# [PROBLEM STATEMENT]
State how many lines of the entries hold the string "name", and output nothing but that count.

## start MATERIAL FOR THIS TASK

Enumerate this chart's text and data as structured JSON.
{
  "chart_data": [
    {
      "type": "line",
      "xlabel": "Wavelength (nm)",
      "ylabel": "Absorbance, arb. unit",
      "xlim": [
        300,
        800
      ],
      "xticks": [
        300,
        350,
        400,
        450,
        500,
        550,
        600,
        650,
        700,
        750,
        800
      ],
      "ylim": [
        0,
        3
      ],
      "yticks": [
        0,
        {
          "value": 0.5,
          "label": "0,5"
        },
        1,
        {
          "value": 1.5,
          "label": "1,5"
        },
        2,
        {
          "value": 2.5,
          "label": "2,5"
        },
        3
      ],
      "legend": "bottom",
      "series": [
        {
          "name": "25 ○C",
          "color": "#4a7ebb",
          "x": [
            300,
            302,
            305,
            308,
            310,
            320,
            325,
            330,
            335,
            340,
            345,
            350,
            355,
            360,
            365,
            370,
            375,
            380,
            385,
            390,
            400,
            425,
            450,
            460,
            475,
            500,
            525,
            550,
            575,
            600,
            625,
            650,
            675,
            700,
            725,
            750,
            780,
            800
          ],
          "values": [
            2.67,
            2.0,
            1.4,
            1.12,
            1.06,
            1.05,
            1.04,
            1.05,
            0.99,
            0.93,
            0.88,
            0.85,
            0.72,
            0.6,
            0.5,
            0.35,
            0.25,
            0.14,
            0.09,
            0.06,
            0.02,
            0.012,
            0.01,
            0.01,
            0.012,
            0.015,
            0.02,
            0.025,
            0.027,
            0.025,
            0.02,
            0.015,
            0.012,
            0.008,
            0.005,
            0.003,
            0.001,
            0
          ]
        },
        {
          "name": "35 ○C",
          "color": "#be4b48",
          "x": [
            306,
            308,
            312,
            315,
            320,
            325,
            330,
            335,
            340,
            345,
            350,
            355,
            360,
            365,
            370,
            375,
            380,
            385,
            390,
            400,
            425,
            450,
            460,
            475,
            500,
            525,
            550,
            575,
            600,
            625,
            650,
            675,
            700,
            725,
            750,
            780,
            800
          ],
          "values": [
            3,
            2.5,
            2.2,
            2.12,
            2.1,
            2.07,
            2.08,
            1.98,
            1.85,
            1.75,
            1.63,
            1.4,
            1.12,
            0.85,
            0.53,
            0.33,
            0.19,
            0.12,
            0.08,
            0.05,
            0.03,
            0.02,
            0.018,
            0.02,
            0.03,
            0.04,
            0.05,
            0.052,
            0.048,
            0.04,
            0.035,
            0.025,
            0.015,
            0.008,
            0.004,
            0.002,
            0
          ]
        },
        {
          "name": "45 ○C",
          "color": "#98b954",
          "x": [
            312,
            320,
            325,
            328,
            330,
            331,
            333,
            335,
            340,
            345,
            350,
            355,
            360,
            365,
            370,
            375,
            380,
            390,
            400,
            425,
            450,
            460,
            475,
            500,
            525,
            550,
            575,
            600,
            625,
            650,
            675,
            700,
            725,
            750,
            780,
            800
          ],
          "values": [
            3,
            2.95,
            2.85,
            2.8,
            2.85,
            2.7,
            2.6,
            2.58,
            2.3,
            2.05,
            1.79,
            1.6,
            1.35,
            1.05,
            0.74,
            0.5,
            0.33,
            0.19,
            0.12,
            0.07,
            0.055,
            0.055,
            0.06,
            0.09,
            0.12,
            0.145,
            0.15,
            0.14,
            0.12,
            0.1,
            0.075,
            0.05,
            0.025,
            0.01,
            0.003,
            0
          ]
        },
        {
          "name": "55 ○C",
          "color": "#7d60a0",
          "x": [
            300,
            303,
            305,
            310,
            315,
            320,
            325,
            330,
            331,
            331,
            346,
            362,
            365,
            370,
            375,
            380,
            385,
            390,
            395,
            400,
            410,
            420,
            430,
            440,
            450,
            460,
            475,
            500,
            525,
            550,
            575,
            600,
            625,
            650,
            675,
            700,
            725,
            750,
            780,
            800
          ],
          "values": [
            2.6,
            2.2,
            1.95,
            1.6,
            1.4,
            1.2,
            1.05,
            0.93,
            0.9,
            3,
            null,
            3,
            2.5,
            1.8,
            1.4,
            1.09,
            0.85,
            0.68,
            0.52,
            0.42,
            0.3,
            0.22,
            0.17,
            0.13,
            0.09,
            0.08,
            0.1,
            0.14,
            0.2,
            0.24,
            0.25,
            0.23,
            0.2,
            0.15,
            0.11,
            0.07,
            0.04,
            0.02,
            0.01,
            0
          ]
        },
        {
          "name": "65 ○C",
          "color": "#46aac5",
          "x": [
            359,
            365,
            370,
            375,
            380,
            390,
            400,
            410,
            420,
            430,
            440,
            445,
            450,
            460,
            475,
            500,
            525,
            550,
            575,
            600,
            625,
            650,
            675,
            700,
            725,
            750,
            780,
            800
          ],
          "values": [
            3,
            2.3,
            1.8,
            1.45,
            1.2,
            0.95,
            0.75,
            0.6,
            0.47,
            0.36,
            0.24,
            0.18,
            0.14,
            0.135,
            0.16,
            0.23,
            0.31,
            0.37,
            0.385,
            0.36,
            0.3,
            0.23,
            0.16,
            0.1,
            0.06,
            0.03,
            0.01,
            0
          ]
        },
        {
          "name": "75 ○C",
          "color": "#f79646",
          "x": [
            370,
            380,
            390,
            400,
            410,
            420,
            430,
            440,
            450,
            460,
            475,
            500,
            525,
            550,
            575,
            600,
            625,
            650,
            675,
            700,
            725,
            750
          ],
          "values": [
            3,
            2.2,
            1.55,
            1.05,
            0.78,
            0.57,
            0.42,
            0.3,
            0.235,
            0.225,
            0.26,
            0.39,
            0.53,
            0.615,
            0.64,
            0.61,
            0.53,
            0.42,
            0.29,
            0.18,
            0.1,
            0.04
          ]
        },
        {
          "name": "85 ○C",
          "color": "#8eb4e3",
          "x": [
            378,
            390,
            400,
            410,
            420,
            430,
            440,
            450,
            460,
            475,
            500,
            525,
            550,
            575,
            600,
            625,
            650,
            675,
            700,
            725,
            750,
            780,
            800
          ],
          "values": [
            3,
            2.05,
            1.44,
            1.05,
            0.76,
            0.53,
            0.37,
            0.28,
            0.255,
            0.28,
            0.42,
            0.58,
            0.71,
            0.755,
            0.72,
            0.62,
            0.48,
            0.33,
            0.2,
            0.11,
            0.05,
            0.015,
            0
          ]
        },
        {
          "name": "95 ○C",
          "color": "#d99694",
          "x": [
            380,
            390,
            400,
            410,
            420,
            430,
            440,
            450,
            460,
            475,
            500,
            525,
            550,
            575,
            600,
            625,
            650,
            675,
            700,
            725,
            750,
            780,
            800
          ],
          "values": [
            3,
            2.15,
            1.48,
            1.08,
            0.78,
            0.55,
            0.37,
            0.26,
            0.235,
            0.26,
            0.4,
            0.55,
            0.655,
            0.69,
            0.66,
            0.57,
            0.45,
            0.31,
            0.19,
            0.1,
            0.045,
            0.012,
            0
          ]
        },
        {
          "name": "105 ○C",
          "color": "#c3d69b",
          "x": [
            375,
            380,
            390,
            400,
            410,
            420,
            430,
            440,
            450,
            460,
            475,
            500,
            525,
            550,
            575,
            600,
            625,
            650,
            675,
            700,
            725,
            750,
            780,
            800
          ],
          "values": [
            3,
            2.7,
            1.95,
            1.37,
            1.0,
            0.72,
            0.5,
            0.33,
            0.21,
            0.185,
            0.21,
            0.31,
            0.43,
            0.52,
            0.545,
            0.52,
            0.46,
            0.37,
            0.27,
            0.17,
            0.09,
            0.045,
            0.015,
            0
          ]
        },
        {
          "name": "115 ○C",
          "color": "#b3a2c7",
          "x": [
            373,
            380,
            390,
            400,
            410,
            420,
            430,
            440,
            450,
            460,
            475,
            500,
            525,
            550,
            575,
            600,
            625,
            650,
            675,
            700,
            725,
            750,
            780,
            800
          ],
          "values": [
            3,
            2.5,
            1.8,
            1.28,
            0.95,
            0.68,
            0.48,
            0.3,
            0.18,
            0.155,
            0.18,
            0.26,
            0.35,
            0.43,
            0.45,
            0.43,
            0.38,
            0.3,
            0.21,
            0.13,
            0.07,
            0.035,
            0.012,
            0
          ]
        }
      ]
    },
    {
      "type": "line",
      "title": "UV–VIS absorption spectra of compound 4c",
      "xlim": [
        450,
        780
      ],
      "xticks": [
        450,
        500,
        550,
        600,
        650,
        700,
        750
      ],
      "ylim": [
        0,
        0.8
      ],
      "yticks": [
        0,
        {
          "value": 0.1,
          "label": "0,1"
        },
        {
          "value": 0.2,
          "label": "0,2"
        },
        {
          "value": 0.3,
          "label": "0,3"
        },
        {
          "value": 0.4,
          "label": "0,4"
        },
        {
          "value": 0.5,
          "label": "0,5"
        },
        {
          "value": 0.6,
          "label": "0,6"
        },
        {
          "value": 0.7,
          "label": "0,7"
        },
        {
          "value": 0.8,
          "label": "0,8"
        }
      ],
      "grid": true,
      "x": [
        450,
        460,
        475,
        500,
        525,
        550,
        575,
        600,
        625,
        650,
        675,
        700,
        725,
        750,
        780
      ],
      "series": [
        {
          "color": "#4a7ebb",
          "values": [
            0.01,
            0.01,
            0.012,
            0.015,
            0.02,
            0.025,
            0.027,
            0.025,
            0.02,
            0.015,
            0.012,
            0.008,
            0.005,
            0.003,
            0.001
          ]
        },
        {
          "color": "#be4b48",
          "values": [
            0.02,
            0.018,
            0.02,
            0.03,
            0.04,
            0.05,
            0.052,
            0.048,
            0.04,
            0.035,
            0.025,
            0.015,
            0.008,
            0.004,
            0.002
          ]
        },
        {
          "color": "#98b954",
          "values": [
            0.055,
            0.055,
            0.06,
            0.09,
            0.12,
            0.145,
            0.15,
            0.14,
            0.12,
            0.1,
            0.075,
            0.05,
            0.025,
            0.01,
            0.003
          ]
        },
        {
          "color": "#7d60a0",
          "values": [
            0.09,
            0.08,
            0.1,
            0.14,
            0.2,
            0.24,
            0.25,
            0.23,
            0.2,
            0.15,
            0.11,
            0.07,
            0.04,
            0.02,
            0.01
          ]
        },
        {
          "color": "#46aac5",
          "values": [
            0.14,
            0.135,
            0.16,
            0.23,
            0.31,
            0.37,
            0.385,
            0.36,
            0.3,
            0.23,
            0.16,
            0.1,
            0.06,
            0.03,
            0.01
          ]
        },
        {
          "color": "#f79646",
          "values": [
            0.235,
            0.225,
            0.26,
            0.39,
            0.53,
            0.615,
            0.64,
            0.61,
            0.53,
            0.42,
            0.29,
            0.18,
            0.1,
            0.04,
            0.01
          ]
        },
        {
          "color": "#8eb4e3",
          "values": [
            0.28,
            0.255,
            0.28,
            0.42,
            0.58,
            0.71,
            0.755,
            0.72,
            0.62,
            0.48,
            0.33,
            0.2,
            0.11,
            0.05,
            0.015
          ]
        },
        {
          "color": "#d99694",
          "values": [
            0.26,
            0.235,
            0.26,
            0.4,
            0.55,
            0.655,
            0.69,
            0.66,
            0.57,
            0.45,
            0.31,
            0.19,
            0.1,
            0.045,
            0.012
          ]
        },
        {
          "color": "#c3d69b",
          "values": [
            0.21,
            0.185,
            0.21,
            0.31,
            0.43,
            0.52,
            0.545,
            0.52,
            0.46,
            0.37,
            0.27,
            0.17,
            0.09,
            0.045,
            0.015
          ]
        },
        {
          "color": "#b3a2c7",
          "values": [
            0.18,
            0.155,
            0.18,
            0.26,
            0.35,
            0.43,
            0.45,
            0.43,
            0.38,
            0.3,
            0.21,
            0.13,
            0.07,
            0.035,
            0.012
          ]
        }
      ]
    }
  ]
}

## end MATERIAL FOR THIS TASK

# [EXPECTED OUTPUT]
10